### DIRECTIONS FOR THIS TASK
In full and without alteration, repeat the material.
* START RECORDED DATA *
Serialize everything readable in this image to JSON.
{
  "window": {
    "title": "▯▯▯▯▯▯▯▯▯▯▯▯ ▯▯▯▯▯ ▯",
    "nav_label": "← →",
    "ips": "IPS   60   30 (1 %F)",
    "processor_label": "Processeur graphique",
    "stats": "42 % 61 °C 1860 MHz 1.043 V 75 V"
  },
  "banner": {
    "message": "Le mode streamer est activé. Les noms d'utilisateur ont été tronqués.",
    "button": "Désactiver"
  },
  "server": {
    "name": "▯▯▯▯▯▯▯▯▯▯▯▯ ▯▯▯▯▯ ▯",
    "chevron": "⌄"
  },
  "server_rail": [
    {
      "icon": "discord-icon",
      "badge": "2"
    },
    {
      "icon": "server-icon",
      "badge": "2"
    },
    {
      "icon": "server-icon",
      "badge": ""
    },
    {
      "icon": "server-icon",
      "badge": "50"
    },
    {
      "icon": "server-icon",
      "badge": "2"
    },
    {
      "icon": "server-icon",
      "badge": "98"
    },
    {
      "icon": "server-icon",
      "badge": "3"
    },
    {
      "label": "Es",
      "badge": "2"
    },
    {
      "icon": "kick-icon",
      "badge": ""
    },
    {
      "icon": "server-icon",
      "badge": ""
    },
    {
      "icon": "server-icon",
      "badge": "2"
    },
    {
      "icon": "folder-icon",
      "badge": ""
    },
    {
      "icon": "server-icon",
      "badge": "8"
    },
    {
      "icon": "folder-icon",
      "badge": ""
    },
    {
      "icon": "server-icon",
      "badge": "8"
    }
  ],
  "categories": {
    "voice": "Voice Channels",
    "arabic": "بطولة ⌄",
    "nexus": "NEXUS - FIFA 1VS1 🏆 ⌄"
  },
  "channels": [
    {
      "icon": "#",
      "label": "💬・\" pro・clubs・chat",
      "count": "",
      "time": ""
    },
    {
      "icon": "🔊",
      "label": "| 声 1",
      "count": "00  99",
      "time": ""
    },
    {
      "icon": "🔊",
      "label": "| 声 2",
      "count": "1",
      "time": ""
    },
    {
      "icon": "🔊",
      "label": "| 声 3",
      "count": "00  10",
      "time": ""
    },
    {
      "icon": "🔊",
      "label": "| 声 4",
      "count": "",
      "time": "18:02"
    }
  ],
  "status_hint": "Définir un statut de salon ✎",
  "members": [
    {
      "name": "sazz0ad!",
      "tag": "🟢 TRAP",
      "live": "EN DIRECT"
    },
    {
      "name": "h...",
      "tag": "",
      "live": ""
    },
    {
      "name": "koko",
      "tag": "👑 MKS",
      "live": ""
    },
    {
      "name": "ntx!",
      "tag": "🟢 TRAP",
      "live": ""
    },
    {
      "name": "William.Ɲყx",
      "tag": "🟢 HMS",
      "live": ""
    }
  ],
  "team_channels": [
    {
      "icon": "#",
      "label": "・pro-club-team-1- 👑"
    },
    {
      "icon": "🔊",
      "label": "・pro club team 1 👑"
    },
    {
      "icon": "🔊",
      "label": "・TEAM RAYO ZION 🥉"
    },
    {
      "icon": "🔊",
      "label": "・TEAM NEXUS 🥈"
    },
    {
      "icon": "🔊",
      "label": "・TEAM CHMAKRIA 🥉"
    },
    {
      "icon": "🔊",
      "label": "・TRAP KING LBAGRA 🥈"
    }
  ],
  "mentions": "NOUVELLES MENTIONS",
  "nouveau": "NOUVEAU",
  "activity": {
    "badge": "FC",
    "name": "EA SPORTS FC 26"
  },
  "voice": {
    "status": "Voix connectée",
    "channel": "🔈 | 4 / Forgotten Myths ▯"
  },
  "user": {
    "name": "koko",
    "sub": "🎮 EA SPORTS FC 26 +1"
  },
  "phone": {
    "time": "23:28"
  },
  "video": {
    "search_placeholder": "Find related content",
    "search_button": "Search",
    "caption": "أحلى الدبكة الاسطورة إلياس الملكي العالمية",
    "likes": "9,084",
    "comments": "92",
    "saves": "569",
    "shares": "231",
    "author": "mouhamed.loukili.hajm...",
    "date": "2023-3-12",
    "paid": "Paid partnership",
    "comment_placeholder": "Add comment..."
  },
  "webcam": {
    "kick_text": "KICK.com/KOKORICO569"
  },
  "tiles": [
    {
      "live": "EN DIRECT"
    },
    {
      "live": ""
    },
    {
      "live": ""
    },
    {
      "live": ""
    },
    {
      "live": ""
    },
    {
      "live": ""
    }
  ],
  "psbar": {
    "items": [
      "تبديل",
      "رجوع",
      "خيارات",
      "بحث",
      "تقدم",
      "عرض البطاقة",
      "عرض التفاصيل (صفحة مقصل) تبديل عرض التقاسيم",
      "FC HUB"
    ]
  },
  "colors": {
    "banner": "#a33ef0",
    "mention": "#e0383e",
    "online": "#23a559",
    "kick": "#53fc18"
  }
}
* END RECORDED DATA *
### EXERCISE ANSWER
Serialize everything readable in this image to JSON.
{
  "window": {
    "title": "▯▯▯▯▯▯▯▯▯▯▯▯ ▯▯▯▯▯ ▯",
    "nav_label": "← →",
    "ips": "IPS   60   30 (1 %F)",
    "processor_label": "Processeur graphique",
    "stats": "42 % 61 °C 1860 MHz 1.043 V 75 V"
  },
  "banner": {
    "message": "Le mode streamer est activé. Les noms d'utilisateur ont été tronqués.",
    "button": "Désactiver"
  },
  "server": {
    "name": "▯▯▯▯▯▯▯▯▯▯▯▯ ▯▯▯▯▯ ▯",
    "chevron": "⌄"
  },
  "server_rail": [
    {
      "icon": "discord-icon",
      "badge": "2"
    },
    {
      "icon": "server-icon",
      "badge": "2"
    },
    {
      "icon": "server-icon",
      "badge": ""
    },
    {
      "icon": "server-icon",
      "badge": "50"
    },
    {
      "icon": "server-icon",
      "badge": "2"
    },
    {
      "icon": "server-icon",
      "badge": "98"
    },
    {
      "icon": "server-icon",
      "badge": "3"
    },
    {
      "label": "Es",
      "badge": "2"
    },
    {
      "icon": "kick-icon",
      "badge": ""
    },
    {
      "icon": "server-icon",
      "badge": ""
    },
    {
      "icon": "server-icon",
      "badge": "2"
    },
    {
      "icon": "folder-icon",
      "badge": ""
    },
    {
      "icon": "server-icon",
      "badge": "8"
    },
    {
      "icon": "folder-icon",
      "badge": ""
    },
    {
      "icon": "server-icon",
      "badge": "8"
    }
  ],
  "categories": {
    "voice": "Voice Channels",
    "arabic": "بطولة ⌄",
    "nexus": "NEXUS - FIFA 1VS1 🏆 ⌄"
  },
  "channels": [
    {
      "icon": "#",
      "label": "💬・\" pro・clubs・chat",
      "count": "",
      "time": ""
    },
    {
      "icon": "🔊",
      "label": "| 声 1",
      "count": "00  99",
      "time": ""
    },
    {
      "icon": "🔊",
      "label": "| 声 2",
      "count": "1",
      "time": ""
    },
    {
      "icon": "🔊",
      "label": "| 声 3",
      "count": "00  10",
      "time": ""
    },
    {
      "icon": "🔊",
      "label": "| 声 4",
      "count": "",
      "time": "18:02"
    }
  ],
  "status_hint": "Définir un statut de salon ✎",
  "members": [
    {
      "name": "sazz0ad!",
      "tag": "🟢 TRAP",
      "live": "EN DIRECT"
    },
    {
      "name": "h...",
      "tag": "",
      "live": ""
    },
    {
      "name": "koko",
      "tag": "👑 MKS",
      "live": ""
    },
    {
      "name": "ntx!",
      "tag": "🟢 TRAP",
      "live": ""
    },
    {
      "name": "William.Ɲყx",
      "tag": "🟢 HMS",
      "live": ""
    }
  ],
  "team_channels": [
    {
      "icon": "#",
      "label": "・pro-club-team-1- 👑"
    },
    {
      "icon": "🔊",
      "label": "・pro club team 1 👑"
    },
    {
      "icon": "🔊",
      "label": "・TEAM RAYO ZION 🥉"
    },
    {
      "icon": "🔊",
      "label": "・TEAM NEXUS 🥈"
    },
    {
      "icon": "🔊",
      "label": "・TEAM CHMAKRIA 🥉"
    },
    {
      "icon": "🔊",
      "label": "・TRAP KING LBAGRA 🥈"
    }
  ],
  "mentions": "NOUVELLES MENTIONS",
  "nouveau": "NOUVEAU",
  "activity": {
    "badge": "FC",
    "name": "EA SPORTS FC 26"
  },
  "voice": {
    "status": "Voix connectée",
    "channel": "🔈 | 4 / Forgotten Myths ▯"
  },
  "user": {
    "name": "koko",
    "sub": "🎮 EA SPORTS FC 26 +1"
  },
  "phone": {
    "time": "23:28"
  },
  "video": {
    "search_placeholder": "Find related content",
    "search_button": "Search",
    "caption": "أحلى الدبكة الاسطورة إلياس الملكي العالمية",
    "likes": "9,084",
    "comments": "92",
    "saves": "569",
    "shares": "231",
    "author": "mouhamed.loukili.hajm...",
    "date": "2023-3-12",
    "paid": "Paid partnership",
    "comment_placeholder": "Add comment..."
  },
  "webcam": {
    "kick_text": "KICK.com/KOKORICO569"
  },
  "tiles": [
    {
      "live": "EN DIRECT"
    },
    {
      "live": ""
    },
    {
      "live": ""
    },
    {
      "live": ""
    },
    {
      "live": ""
    },
    {
      "live": ""
    }
  ],
  "psbar": {
    "items": [
      "تبديل",
      "رجوع",
      "خيارات",
      "بحث",
      "تقدم",
      "عرض البطاقة",
      "عرض التفاصيل (صفحة مقصل) تبديل عرض التقاسيم",
      "FC HUB"
    ]
  },
  "colors": {
    "banner": "#a33ef0",
    "mention": "#e0383e",
    "online": "#23a559",
    "kick": "#53fc18"
  }
}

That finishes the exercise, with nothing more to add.